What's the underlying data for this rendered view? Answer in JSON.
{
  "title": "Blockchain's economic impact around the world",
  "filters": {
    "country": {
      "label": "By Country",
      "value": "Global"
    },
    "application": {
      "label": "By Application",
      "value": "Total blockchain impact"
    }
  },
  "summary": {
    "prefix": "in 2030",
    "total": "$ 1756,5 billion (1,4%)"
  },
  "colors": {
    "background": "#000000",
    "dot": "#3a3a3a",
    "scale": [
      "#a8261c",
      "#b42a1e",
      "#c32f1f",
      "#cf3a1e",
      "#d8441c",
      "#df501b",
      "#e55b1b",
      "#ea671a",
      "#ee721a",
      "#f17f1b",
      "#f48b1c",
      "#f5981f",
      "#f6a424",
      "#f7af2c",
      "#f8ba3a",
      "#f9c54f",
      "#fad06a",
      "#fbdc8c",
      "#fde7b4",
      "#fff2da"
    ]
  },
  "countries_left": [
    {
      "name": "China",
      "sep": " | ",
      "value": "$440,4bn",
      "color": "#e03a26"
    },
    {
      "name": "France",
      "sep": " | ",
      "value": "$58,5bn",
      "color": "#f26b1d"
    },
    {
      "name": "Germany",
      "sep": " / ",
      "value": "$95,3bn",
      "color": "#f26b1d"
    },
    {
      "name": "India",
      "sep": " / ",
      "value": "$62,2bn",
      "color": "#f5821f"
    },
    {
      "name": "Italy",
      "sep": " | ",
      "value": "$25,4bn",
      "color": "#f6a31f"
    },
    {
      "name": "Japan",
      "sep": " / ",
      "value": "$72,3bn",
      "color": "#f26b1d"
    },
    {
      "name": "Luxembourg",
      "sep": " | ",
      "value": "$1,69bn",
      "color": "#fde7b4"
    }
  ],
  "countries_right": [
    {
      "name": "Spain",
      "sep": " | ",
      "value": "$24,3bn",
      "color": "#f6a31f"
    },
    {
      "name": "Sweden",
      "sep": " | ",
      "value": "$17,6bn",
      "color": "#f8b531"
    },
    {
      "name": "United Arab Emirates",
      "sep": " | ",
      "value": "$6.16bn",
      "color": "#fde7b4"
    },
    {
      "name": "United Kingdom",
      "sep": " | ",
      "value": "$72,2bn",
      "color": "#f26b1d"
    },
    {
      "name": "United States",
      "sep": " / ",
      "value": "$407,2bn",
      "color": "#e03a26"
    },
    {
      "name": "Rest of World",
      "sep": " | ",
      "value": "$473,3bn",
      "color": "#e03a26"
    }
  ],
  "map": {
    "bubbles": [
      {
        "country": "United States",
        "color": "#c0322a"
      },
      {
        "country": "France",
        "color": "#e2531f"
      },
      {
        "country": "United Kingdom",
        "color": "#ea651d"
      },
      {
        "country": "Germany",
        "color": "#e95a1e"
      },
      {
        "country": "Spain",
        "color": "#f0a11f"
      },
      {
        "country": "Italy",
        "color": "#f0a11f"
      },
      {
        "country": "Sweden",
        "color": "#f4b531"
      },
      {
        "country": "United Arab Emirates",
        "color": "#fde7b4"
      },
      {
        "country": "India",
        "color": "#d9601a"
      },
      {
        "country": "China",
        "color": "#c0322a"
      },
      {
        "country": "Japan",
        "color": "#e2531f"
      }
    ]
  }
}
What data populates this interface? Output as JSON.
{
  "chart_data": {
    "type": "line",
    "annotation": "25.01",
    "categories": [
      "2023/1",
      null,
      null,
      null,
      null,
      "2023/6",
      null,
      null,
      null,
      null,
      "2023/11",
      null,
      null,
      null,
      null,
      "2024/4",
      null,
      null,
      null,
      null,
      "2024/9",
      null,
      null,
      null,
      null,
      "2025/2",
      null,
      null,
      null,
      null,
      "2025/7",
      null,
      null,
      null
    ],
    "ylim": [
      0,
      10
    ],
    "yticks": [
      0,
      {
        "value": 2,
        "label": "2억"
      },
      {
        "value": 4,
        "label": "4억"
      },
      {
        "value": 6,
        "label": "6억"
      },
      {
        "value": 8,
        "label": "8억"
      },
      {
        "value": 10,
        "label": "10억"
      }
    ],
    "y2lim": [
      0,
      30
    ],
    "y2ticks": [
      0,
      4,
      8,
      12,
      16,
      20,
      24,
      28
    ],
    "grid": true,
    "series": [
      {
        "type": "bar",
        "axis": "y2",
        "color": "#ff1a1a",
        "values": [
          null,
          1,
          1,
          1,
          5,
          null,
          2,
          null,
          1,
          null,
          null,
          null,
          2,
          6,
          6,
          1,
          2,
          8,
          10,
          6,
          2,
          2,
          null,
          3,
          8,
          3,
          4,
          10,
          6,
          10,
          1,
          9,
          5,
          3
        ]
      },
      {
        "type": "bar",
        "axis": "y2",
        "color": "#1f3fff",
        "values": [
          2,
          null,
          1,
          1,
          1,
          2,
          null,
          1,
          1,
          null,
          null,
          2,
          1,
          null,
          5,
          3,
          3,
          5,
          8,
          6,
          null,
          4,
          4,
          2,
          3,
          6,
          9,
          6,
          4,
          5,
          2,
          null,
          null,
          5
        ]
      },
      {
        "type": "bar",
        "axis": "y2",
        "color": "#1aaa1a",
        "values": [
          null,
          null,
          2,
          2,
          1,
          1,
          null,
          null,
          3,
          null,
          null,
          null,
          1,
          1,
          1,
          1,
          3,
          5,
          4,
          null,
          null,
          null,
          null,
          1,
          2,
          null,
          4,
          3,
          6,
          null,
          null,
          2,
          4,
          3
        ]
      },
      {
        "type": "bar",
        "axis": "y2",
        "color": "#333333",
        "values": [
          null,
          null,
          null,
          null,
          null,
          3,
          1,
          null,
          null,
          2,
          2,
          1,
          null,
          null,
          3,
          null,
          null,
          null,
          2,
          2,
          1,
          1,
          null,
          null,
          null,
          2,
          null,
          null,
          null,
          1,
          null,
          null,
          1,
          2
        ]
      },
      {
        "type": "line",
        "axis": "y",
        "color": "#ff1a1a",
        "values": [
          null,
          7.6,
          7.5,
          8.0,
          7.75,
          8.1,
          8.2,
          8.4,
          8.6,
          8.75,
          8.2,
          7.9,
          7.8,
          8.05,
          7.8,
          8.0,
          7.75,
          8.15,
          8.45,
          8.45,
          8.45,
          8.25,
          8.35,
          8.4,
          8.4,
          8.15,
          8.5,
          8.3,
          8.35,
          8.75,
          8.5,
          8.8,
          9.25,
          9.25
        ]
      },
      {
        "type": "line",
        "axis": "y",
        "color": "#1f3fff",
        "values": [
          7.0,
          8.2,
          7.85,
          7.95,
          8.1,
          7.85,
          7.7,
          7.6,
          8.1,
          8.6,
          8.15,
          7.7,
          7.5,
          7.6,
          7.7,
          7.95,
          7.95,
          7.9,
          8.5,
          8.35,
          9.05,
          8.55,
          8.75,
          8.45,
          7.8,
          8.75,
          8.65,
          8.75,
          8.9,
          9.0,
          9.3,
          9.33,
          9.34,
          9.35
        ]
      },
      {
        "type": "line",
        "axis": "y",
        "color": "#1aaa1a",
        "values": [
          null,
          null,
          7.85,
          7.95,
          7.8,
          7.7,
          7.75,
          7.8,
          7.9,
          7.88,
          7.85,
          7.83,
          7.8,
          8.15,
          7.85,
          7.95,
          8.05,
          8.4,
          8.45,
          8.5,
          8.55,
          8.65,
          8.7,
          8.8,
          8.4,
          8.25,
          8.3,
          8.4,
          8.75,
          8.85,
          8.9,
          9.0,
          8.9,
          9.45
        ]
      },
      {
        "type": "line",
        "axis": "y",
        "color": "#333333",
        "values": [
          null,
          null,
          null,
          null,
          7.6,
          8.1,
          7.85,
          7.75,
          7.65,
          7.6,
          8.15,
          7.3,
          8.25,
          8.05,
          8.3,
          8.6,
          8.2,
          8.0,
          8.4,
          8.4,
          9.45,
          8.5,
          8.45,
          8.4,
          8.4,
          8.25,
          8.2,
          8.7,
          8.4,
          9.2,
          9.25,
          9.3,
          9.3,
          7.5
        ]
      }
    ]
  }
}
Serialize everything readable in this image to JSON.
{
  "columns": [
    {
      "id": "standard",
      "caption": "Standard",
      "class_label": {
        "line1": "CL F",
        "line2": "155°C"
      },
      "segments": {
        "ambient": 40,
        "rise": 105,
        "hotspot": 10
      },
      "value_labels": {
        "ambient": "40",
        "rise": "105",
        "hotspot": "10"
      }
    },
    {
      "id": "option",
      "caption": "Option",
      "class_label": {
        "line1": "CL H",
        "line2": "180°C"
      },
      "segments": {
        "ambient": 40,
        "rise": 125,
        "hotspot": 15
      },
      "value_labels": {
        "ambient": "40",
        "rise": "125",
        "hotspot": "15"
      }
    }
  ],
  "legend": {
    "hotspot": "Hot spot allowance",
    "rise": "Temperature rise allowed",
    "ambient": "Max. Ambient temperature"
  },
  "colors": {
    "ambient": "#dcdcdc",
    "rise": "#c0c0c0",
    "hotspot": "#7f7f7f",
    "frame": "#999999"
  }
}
────
◆ Written task:
Collect from the data above every line that includes "this".

◆ Full answer:
What's the underlying data for this rendered view? Answer in JSON.
What data populates this interface? Output as JSON.
Serialize everything readable in this image to JSON.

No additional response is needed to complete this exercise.